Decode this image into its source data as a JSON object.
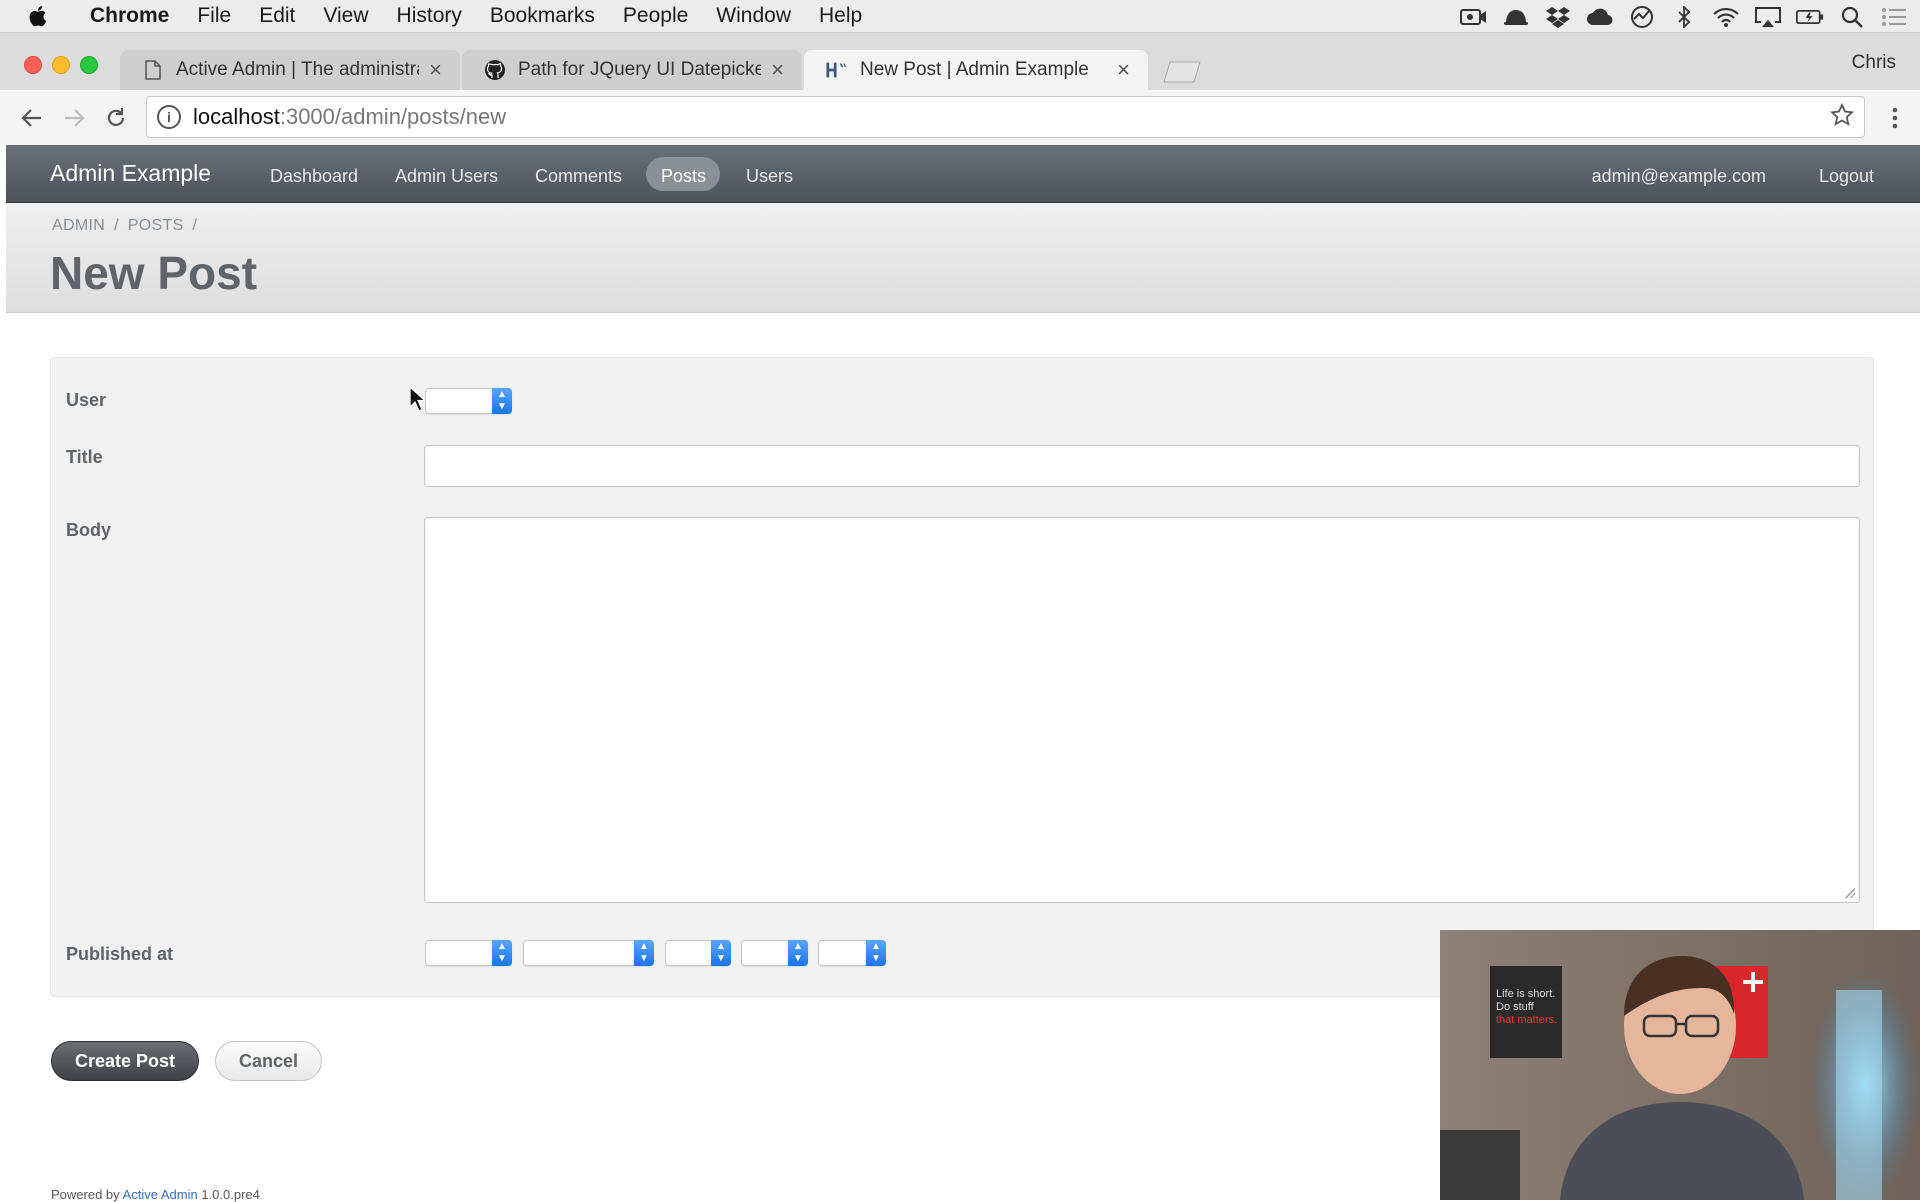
{
  "menubar": {
    "app": "Chrome",
    "items": [
      "File",
      "Edit",
      "View",
      "History",
      "Bookmarks",
      "People",
      "Window",
      "Help"
    ]
  },
  "browser": {
    "tabs": [
      {
        "title": "Active Admin | The administrat",
        "icon": "document-icon"
      },
      {
        "title": "Path for JQuery UI Datepicker",
        "icon": "github-icon"
      },
      {
        "title": "New Post | Admin Example",
        "icon": "heroku-icon"
      }
    ],
    "profile": "Chris",
    "url_host": "localhost",
    "url_path": ":3000/admin/posts/new"
  },
  "admin": {
    "site_title": "Admin Example",
    "nav": [
      "Dashboard",
      "Admin Users",
      "Comments",
      "Posts",
      "Users"
    ],
    "active_nav": "Posts",
    "current_user": "admin@example.com",
    "logout": "Logout",
    "breadcrumb": [
      "ADMIN",
      "POSTS"
    ],
    "page_title": "New Post"
  },
  "form": {
    "user_label": "User",
    "title_label": "Title",
    "body_label": "Body",
    "published_label": "Published at",
    "title_value": "",
    "body_value": "",
    "submit": "Create Post",
    "cancel": "Cancel"
  },
  "footer": {
    "prefix": "Powered by ",
    "link": "Active Admin",
    "version": " 1.0.0.pre4"
  },
  "webcam": {
    "poster_text_1": "Life is short.",
    "poster_text_2": "Do stuff",
    "poster_text_3": "that matters."
  },
  "colors": {
    "header_bg": "#51575d",
    "title_text": "#5e6469",
    "select_arrow": "#1a73e8"
  }
}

DIRECTION »
All of the records need repeating exactly, except for the pictures.

THE COMPLETED TASK »
Decode this image into its source data as a JSON object.
{
  "menubar": {
    "app": "Chrome",
    "items": [
      "File",
      "Edit",
      "View",
      "History",
      "Bookmarks",
      "People",
      "Window",
      "Help"
    ]
  },
  "browser": {
    "tabs": [
      {
        "title": "Active Admin | The administrat",
        "icon": "document-icon"
      },
      {
        "title": "Path for JQuery UI Datepicker",
        "icon": "github-icon"
      },
      {
        "title": "New Post | Admin Example",
        "icon": "heroku-icon"
      }
    ],
    "profile": "Chris",
    "url_host": "localhost",
    "url_path": ":3000/admin/posts/new"
  },
  "admin": {
    "site_title": "Admin Example",
    "nav": [
      "Dashboard",
      "Admin Users",
      "Comments",
      "Posts",
      "Users"
    ],
    "active_nav": "Posts",
    "current_user": "admin@example.com",
    "logout": "Logout",
    "breadcrumb": [
      "ADMIN",
      "POSTS"
    ],
    "page_title": "New Post"
  },
  "form": {
    "user_label": "User",
    "title_label": "Title",
    "body_label": "Body",
    "published_label": "Published at",
    "title_value": "",
    "body_value": "",
    "submit": "Create Post",
    "cancel": "Cancel"
  },
  "footer": {
    "prefix": "Powered by ",
    "link": "Active Admin",
    "version": " 1.0.0.pre4"
  },
  "webcam": {
    "poster_text_1": "Life is short.",
    "poster_text_2": "Do stuff",
    "poster_text_3": "that matters."
  },
  "colors": {
    "header_bg": "#51575d",
    "title_text": "#5e6469",
    "select_arrow": "#1a73e8"
  }
}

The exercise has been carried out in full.